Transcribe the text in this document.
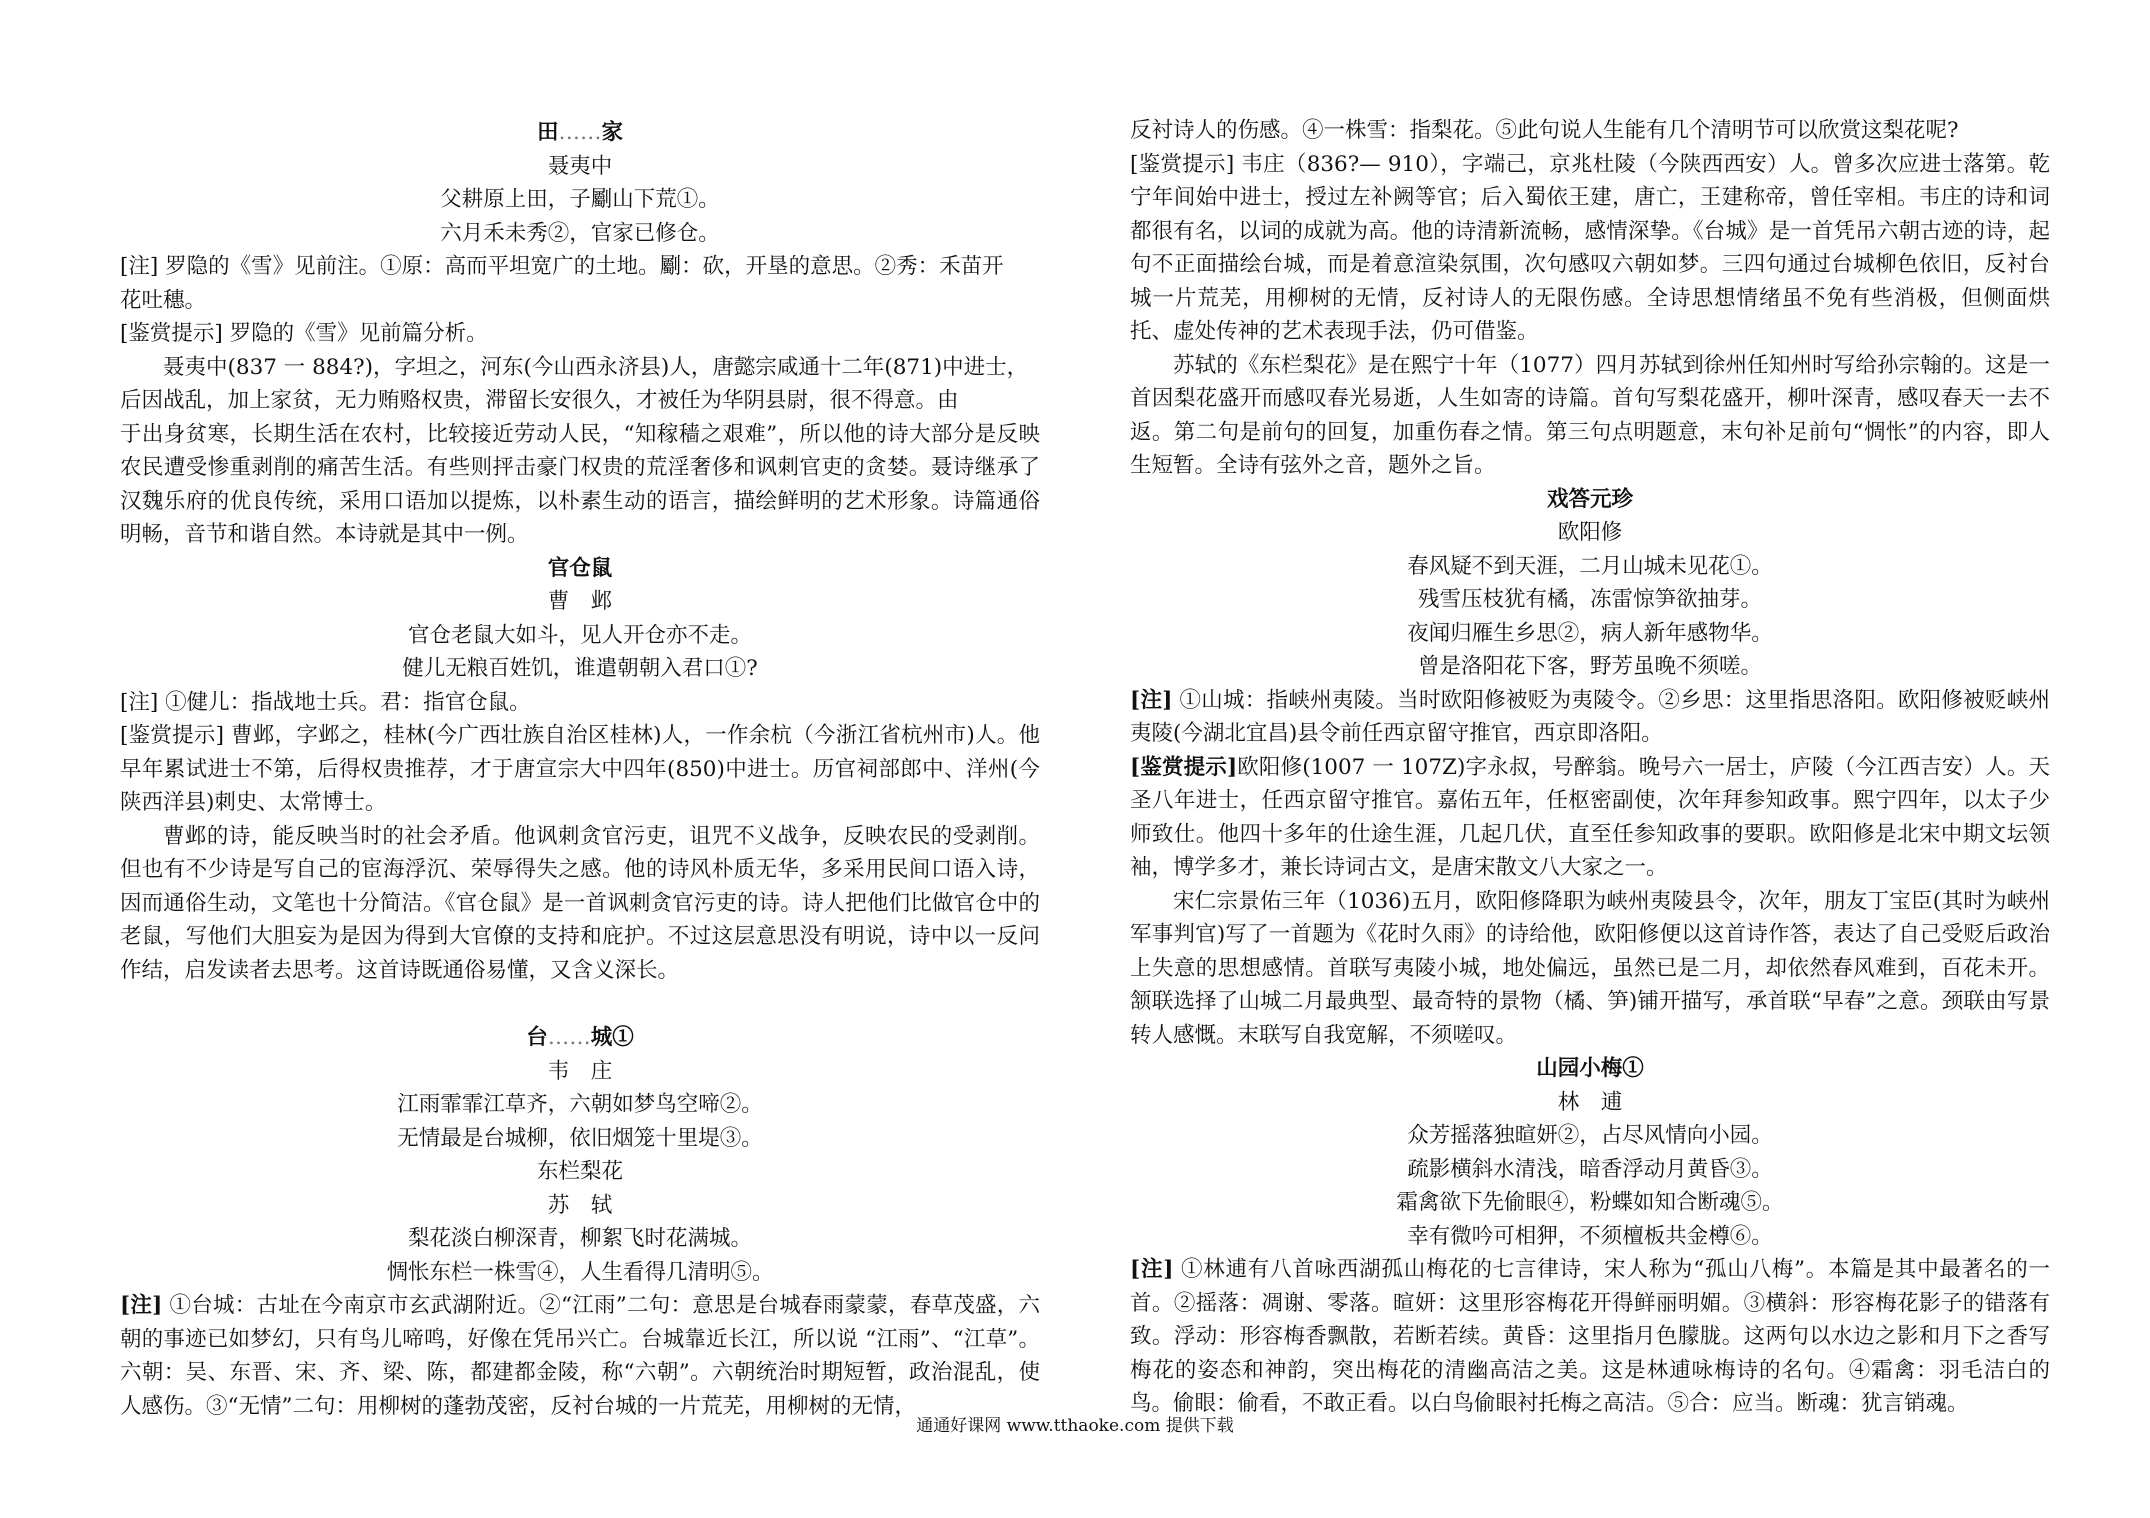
田……家

聂夷中

父耕原上田，子劚山下荒①。

六月禾未秀②，官家已修仓。

[注] 罗隐的《雪》见前注。①原：高而平坦宽广的土地。劚：砍，开垦的意思。②秀：禾苗开

花吐穗。

[鉴赏提示] 罗隐的《雪》见前篇分析。

聂夷中(837 一 884?)，字坦之，河东(今山西永济县)人，唐懿宗咸通十二年(871)中进士，

后因战乱，加上家贫，无力贿赂权贵，滞留长安很久，才被任为华阴县尉，很不得意。由

于出身贫寒，长期生活在农村，比较接近劳动人民，“知稼穑之艰难”，所以他的诗大部分是反映农民遭受惨重剥削的痛苦生活。有些则抨击豪门权贵的荒淫奢侈和讽刺官吏的贪婪。聂诗继承了汉魏乐府的优良传统，采用口语加以提炼，以朴素生动的语言，描绘鲜明的艺术形象。诗篇通俗明畅，音节和谐自然。本诗就是其中一例。

官仓鼠

曹　邺

官仓老鼠大如斗，见人开仓亦不走。

健儿无粮百姓饥，谁遣朝朝入君口①?

[注] ①健儿：指战地士兵。君：指官仓鼠。

[鉴赏提示] 曹邺，字邺之，桂林(今广西壮族自治区桂林)人，一作余杭（今浙江省杭州市)人。他早年累试进士不第，后得权贵推荐，才于唐宣宗大中四年(850)中进士。历官祠部郎中、洋州(今陕西洋县)刺史、太常博士。

曹邺的诗，能反映当时的社会矛盾。他讽刺贪官污吏，诅咒不义战争，反映农民的受剥削。但也有不少诗是写自己的宦海浮沉、荣辱得失之感。他的诗风朴质无华，多采用民间口语入诗，因而通俗生动，文笔也十分简洁。《官仓鼠》是一首讽刺贪官污吏的诗。诗人把他们比做官仓中的老鼠，写他们大胆妄为是因为得到大官僚的支持和庇护。不过这层意思没有明说，诗中以一反问作结，启发读者去思考。这首诗既通俗易懂，又含义深长。

台……城①

韦　庄

江雨霏霏江草齐，六朝如梦鸟空啼②。

无情最是台城柳，依旧烟笼十里堤③。

东栏梨花

苏　轼

梨花淡白柳深青，柳絮飞时花满城。

惆怅东栏一株雪④，人生看得几清明⑤。

[注] ①台城：古址在今南京市玄武湖附近。②“江雨”二句：意思是台城春雨蒙蒙，春草茂盛，六朝的事迹已如梦幻，只有鸟儿啼鸣，好像在凭吊兴亡。台城靠近长江，所以说 “江雨”、“江草”。六朝：吴、东晋、宋、齐、梁、陈，都建都金陵，称“六朝”。六朝统治时期短暂，政治混乱，使人感伤。③“无情”二句：用柳树的蓬勃茂密，反衬台城的一片荒芜，用柳树的无情，

反衬诗人的伤感。④一株雪：指梨花。⑤此句说人生能有几个清明节可以欣赏这梨花呢?

[鉴赏提示] 韦庄（836?— 910），字端己，京兆杜陵（今陕西西安）人。曾多次应进士落第。乾宁年间始中进士，授过左补阙等官；后入蜀依王建，唐亡，王建称帝，曾任宰相。韦庄的诗和词都很有名，以词的成就为高。他的诗清新流畅，感情深挚。《台城》是一首凭吊六朝古迹的诗，起句不正面描绘台城，而是着意渲染氛围，次句感叹六朝如梦。三四句通过台城柳色依旧，反衬台城一片荒芜，用柳树的无情，反衬诗人的无限伤感。全诗思想情绪虽不免有些消极，但侧面烘托、虚处传神的艺术表现手法，仍可借鉴。

苏轼的《东栏梨花》是在熙宁十年（1077）四月苏轼到徐州任知州时写给孙宗翰的。这是一首因梨花盛开而感叹春光易逝，人生如寄的诗篇。首句写梨花盛开，柳叶深青，感叹春天一去不返。第二句是前句的回复，加重伤春之情。第三句点明题意，末句补足前句“惆怅”的内容，即人生短暂。全诗有弦外之音，题外之旨。

戏答元珍

欧阳修

春风疑不到天涯，二月山城未见花①。

残雪压枝犹有橘，冻雷惊笋欲抽芽。

夜闻归雁生乡思②，病人新年感物华。

曾是洛阳花下客，野芳虽晚不须嗟。

[注] ①山城：指峡州夷陵。当时欧阳修被贬为夷陵令。②乡思：这里指思洛阳。欧阳修被贬峡州夷陵(今湖北宜昌)县令前任西京留守推官，西京即洛阳。

[鉴赏提示]欧阳修(1007 一 107Z)字永叔，号醉翁。晚号六一居士，庐陵（今江西吉安）人。天圣八年进士，任西京留守推官。嘉佑五年，任枢密副使，次年拜参知政事。熙宁四年，以太子少师致仕。他四十多年的仕途生涯，几起几伏，直至任参知政事的要职。欧阳修是北宋中期文坛领袖，博学多才，兼长诗词古文，是唐宋散文八大家之一。

宋仁宗景佑三年（1036)五月，欧阳修降职为峡州夷陵县令，次年，朋友丁宝臣(其时为峡州军事判官)写了一首题为《花时久雨》的诗给他，欧阳修便以这首诗作答，表达了自己受贬后政治上失意的思想感情。首联写夷陵小城，地处偏远，虽然已是二月，却依然春风难到，百花未开。颔联选择了山城二月最典型、最奇特的景物（橘、笋)铺开描写，承首联“早春”之意。颈联由写景转人感慨。末联写自我宽解，不须嗟叹。

山园小梅①

林　逋

众芳摇落独暄妍②，占尽风情向小园。

疏影横斜水清浅，暗香浮动月黄昏③。

霜禽欲下先偷眼④，粉蝶如知合断魂⑤。

幸有微吟可相狎，不须檀板共金樽⑥。

[注] ①林逋有八首咏西湖孤山梅花的七言律诗，宋人称为“孤山八梅”。本篇是其中最著名的一首。②摇落：凋谢、零落。暄妍：这里形容梅花开得鲜丽明媚。③横斜：形容梅花影子的错落有致。浮动：形容梅香飘散，若断若续。黄昏：这里指月色朦胧。这两句以水边之影和月下之香写梅花的姿态和神韵，突出梅花的清幽高洁之美。这是林逋咏梅诗的名句。④霜禽：羽毛洁白的鸟。偷眼：偷看，不敢正看。以白鸟偷眼衬托梅之高洁。⑤合：应当。断魂：犹言销魂。

通通好课网 www.tthaoke.com 提供下载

• _TASK REQUIREMENTS_
Wherever a line in the data above holds "东栏梨花", copy that line.

• _COMPLETED TASK_
东栏梨花
苏轼的《东栏梨花》是在熙宁十年（1077）四月苏轼到徐州任知州时写给孙宗翰的。这是一首因梨花盛开而感叹春光易逝，人生如寄的诗篇。首句写梨花盛开，柳叶深青，感叹春天一去不返。第二句是前句的回复，加重伤春之情。第三句点明题意，末句补足前句“惆怅”的内容，即人生短暂。全诗有弦外之音，题外之旨。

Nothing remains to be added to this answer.